Extracted material:
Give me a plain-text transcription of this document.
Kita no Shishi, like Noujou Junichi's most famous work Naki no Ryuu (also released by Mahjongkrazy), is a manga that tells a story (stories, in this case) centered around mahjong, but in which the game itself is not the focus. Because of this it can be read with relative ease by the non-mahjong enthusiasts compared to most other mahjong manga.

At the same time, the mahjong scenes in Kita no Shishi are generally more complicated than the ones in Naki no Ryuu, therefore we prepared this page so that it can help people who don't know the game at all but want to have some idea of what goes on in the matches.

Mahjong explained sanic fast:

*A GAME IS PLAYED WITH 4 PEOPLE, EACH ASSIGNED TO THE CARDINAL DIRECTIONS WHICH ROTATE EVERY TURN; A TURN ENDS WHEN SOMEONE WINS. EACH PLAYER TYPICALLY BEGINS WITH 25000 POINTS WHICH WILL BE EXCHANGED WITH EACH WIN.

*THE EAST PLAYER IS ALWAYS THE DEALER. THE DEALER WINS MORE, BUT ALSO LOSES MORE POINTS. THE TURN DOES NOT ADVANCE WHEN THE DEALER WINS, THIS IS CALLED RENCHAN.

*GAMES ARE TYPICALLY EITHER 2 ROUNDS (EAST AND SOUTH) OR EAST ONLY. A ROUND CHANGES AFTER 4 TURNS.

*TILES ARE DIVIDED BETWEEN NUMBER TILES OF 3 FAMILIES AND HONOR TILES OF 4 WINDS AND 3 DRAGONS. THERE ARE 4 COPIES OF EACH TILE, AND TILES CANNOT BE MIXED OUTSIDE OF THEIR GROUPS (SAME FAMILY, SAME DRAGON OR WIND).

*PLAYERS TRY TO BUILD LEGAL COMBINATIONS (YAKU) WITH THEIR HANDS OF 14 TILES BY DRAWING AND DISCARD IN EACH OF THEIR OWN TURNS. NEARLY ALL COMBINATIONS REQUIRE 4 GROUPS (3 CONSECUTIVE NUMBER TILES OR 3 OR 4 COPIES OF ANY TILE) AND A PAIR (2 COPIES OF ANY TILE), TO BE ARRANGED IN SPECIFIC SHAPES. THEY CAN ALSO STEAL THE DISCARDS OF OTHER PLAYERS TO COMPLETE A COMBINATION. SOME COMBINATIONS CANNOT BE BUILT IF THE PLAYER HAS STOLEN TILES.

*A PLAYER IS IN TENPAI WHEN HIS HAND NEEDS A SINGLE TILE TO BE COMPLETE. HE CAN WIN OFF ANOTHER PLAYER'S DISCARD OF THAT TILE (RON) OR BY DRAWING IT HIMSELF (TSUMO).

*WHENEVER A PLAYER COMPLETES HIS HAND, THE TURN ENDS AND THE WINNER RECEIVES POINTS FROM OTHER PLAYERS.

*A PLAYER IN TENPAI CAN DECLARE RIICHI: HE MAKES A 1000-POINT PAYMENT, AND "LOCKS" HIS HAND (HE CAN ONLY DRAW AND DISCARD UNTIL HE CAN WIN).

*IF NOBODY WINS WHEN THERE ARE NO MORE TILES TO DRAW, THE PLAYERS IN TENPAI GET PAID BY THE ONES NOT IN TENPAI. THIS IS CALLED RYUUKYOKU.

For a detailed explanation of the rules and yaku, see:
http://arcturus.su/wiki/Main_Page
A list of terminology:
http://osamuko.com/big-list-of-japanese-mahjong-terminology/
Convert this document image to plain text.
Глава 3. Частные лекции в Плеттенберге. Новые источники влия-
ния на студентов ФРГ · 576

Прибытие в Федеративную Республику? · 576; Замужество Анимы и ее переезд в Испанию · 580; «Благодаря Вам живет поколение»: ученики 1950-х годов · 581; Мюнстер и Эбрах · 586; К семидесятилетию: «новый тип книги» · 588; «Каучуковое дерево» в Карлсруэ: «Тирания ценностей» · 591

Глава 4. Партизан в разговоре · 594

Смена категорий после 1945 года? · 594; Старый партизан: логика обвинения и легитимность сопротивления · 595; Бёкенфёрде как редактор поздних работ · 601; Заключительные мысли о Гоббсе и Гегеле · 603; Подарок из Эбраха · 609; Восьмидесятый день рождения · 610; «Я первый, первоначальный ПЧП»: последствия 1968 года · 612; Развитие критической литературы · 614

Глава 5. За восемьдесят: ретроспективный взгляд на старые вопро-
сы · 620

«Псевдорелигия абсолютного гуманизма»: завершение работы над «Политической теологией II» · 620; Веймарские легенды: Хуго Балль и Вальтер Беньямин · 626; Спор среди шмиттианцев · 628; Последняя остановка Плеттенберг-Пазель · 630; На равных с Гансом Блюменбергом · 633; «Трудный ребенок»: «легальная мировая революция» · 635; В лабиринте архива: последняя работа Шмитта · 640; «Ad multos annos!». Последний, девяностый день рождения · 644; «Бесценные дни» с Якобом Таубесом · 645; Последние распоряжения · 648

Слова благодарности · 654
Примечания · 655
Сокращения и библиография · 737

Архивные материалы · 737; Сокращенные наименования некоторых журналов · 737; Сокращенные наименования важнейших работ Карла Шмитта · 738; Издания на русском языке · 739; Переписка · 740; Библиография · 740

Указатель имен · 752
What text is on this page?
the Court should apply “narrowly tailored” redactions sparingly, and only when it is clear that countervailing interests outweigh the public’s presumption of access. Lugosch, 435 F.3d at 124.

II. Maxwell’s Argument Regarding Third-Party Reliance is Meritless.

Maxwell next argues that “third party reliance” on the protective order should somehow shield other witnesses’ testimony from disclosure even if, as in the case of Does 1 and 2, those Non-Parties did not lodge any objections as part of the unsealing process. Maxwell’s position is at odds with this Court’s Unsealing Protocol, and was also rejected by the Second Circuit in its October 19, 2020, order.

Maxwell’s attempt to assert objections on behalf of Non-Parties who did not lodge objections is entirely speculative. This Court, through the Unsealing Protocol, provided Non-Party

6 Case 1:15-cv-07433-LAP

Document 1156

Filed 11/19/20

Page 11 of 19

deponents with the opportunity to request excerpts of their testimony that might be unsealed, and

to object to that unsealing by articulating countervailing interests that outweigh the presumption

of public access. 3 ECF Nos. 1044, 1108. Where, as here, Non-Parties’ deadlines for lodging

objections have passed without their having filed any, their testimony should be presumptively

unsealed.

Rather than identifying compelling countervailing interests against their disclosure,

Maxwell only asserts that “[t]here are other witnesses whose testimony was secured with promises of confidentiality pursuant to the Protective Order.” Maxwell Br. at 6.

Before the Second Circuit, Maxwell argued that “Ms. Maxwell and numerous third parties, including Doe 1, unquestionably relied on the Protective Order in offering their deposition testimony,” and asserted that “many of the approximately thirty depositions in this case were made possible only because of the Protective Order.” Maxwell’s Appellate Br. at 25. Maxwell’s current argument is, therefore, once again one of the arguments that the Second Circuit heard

Problem description: Extract every line above exactly as it stands.

Output:
Give me a plain-text transcription of this document.
Kita no Shishi, like Noujou Junichi's most famous work Naki no Ryuu (also released by Mahjongkrazy), is a manga that tells a story (stories, in this case) centered around mahjong, but in which the game itself is not the focus. Because of this it can be read with relative ease by the non-mahjong enthusiasts compared to most other mahjong manga.

At the same time, the mahjong scenes in Kita no Shishi are generally more complicated than the ones in Naki no Ryuu, therefore we prepared this page so that it can help people who don't know the game at all but want to have some idea of what goes on in the matches.

Mahjong explained sanic fast:

*A GAME IS PLAYED WITH 4 PEOPLE, EACH ASSIGNED TO THE CARDINAL DIRECTIONS WHICH ROTATE EVERY TURN; A TURN ENDS WHEN SOMEONE WINS. EACH PLAYER TYPICALLY BEGINS WITH 25000 POINTS WHICH WILL BE EXCHANGED WITH EACH WIN.

*THE EAST PLAYER IS ALWAYS THE DEALER. THE DEALER WINS MORE, BUT ALSO LOSES MORE POINTS. THE TURN DOES NOT ADVANCE WHEN THE DEALER WINS, THIS IS CALLED RENCHAN.

*GAMES ARE TYPICALLY EITHER 2 ROUNDS (EAST AND SOUTH) OR EAST ONLY. A ROUND CHANGES AFTER 4 TURNS.

*TILES ARE DIVIDED BETWEEN NUMBER TILES OF 3 FAMILIES AND HONOR TILES OF 4 WINDS AND 3 DRAGONS. THERE ARE 4 COPIES OF EACH TILE, AND TILES CANNOT BE MIXED OUTSIDE OF THEIR GROUPS (SAME FAMILY, SAME DRAGON OR WIND).

*PLAYERS TRY TO BUILD LEGAL COMBINATIONS (YAKU) WITH THEIR HANDS OF 14 TILES BY DRAWING AND DISCARD IN EACH OF THEIR OWN TURNS. NEARLY ALL COMBINATIONS REQUIRE 4 GROUPS (3 CONSECUTIVE NUMBER TILES OR 3 OR 4 COPIES OF ANY TILE) AND A PAIR (2 COPIES OF ANY TILE), TO BE ARRANGED IN SPECIFIC SHAPES. THEY CAN ALSO STEAL THE DISCARDS OF OTHER PLAYERS TO COMPLETE A COMBINATION. SOME COMBINATIONS CANNOT BE BUILT IF THE PLAYER HAS STOLEN TILES.

*A PLAYER IS IN TENPAI WHEN HIS HAND NEEDS A SINGLE TILE TO BE COMPLETE. HE CAN WIN OFF ANOTHER PLAYER'S DISCARD OF THAT TILE (RON) OR BY DRAWING IT HIMSELF (TSUMO).

*WHENEVER A PLAYER COMPLETES HIS HAND, THE TURN ENDS AND THE WINNER RECEIVES POINTS FROM OTHER PLAYERS.

*A PLAYER IN TENPAI CAN DECLARE RIICHI: HE MAKES A 1000-POINT PAYMENT, AND "LOCKS" HIS HAND (HE CAN ONLY DRAW AND DISCARD UNTIL HE CAN WIN).

*IF NOBODY WINS WHEN THERE ARE NO MORE TILES TO DRAW, THE PLAYERS IN TENPAI GET PAID BY THE ONES NOT IN TENPAI. THIS IS CALLED RYUUKYOKU.

For a detailed explanation of the rules and yaku, see:
http://arcturus.su/wiki/Main_Page
A list of terminology:
http://osamuko.com/big-list-of-japanese-mahjong-terminology/
Convert this document image to plain text.
Глава 3. Частные лекции в Плеттенберге. Новые источники влия-
ния на студентов ФРГ · 576

Прибытие в Федеративную Республику? · 576; Замужество Анимы и ее переезд в Испанию · 580; «Благодаря Вам живет поколение»: ученики 1950-х годов · 581; Мюнстер и Эбрах · 586; К семидесятилетию: «новый тип книги» · 588; «Каучуковое дерево» в Карлсруэ: «Тирания ценностей» · 591

Глава 4. Партизан в разговоре · 594

Смена категорий после 1945 года? · 594; Старый партизан: логика обвинения и легитимность сопротивления · 595; Бёкенфёрде как редактор поздних работ · 601; Заключительные мысли о Гоббсе и Гегеле · 603; Подарок из Эбраха · 609; Восьмидесятый день рождения · 610; «Я первый, первоначальный ПЧП»: последствия 1968 года · 612; Развитие критической литературы · 614

Глава 5. За восемьдесят: ретроспективный взгляд на старые вопро-
сы · 620

«Псевдорелигия абсолютного гуманизма»: завершение работы над «Политической теологией II» · 620; Веймарские легенды: Хуго Балль и Вальтер Беньямин · 626; Спор среди шмиттианцев · 628; Последняя остановка Плеттенберг-Пазель · 630; На равных с Гансом Блюменбергом · 633; «Трудный ребенок»: «легальная мировая революция» · 635; В лабиринте архива: последняя работа Шмитта · 640; «Ad multos annos!». Последний, девяностый день рождения · 644; «Бесценные дни» с Якобом Таубесом · 645; Последние распоряжения · 648

Слова благодарности · 654
Примечания · 655
Сокращения и библиография · 737

Архивные материалы · 737; Сокращенные наименования некоторых журналов · 737; Сокращенные наименования важнейших работ Карла Шмитта · 738; Издания на русском языке · 739; Переписка · 740; Библиография · 740

Указатель имен · 752
What text is on this page?
the Court should apply “narrowly tailored” redactions sparingly, and only when it is clear that countervailing interests outweigh the public’s presumption of access. Lugosch, 435 F.3d at 124.

II. Maxwell’s Argument Regarding Third-Party Reliance is Meritless.

Maxwell next argues that “third party reliance” on the protective order should somehow shield other witnesses’ testimony from disclosure even if, as in the case of Does 1 and 2, those Non-Parties did not lodge any objections as part of the unsealing process. Maxwell’s position is at odds with this Court’s Unsealing Protocol, and was also rejected by the Second Circuit in its October 19, 2020, order.

Maxwell’s attempt to assert objections on behalf of Non-Parties who did not lodge objections is entirely speculative. This Court, through the Unsealing Protocol, provided Non-Party

6 Case 1:15-cv-07433-LAP

Document 1156

Filed 11/19/20

Page 11 of 19

deponents with the opportunity to request excerpts of their testimony that might be unsealed, and

to object to that unsealing by articulating countervailing interests that outweigh the presumption

of public access. 3 ECF Nos. 1044, 1108. Where, as here, Non-Parties’ deadlines for lodging

objections have passed without their having filed any, their testimony should be presumptively

unsealed.

Rather than identifying compelling countervailing interests against their disclosure,

Maxwell only asserts that “[t]here are other witnesses whose testimony was secured with promises of confidentiality pursuant to the Protective Order.” Maxwell Br. at 6.

Before the Second Circuit, Maxwell argued that “Ms. Maxwell and numerous third parties, including Doe 1, unquestionably relied on the Protective Order in offering their deposition testimony,” and asserted that “many of the approximately thirty depositions in this case were made possible only because of the Protective Order.” Maxwell’s Appellate Br. at 25. Maxwell’s current argument is, therefore, once again one of the arguments that the Second Circuit heard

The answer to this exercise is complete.